_GIVEN ENTRIES:_
========

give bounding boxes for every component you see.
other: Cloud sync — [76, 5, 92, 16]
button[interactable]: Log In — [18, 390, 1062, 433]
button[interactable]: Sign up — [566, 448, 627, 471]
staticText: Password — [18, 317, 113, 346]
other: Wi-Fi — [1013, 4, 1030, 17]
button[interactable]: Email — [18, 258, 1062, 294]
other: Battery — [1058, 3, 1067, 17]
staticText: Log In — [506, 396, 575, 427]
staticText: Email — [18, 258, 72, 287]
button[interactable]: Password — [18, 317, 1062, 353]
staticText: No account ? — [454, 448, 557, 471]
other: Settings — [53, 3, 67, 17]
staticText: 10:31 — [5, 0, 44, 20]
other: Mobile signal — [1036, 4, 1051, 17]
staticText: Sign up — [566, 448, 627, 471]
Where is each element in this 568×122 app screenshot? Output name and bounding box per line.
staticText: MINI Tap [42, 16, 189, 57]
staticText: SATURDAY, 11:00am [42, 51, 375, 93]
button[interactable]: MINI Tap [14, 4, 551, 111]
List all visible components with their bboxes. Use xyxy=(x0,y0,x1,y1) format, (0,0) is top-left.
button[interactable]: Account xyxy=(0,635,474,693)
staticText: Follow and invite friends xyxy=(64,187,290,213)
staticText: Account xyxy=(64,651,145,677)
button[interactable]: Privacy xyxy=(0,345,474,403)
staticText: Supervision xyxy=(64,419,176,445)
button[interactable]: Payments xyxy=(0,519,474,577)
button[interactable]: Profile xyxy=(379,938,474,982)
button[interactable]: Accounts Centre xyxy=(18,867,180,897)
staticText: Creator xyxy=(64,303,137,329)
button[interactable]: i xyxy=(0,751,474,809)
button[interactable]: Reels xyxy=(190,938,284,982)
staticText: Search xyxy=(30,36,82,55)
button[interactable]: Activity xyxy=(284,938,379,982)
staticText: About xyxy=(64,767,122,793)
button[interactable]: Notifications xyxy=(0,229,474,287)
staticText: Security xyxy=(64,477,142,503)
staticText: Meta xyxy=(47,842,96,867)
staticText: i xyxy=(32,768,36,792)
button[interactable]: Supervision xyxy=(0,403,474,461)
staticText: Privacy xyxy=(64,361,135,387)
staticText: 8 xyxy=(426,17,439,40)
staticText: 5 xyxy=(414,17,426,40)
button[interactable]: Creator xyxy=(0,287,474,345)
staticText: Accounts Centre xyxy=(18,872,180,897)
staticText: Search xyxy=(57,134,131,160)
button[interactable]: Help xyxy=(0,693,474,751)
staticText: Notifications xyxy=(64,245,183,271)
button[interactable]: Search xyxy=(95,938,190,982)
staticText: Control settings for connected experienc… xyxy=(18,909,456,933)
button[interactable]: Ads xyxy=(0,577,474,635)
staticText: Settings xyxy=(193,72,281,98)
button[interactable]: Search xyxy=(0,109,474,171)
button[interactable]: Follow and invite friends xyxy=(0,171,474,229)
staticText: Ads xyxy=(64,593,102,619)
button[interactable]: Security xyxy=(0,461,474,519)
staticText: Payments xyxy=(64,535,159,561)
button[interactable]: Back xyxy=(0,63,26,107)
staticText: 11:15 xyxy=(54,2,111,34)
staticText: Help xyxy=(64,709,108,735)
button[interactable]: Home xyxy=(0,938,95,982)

========

Please pull out every line of the material above that contains the string "MINI". Case counts, so match capital and lowercase letters.

staticText: MINI Tap [42, 16, 189, 57]
button[interactable]: MINI Tap [14, 4, 551, 111]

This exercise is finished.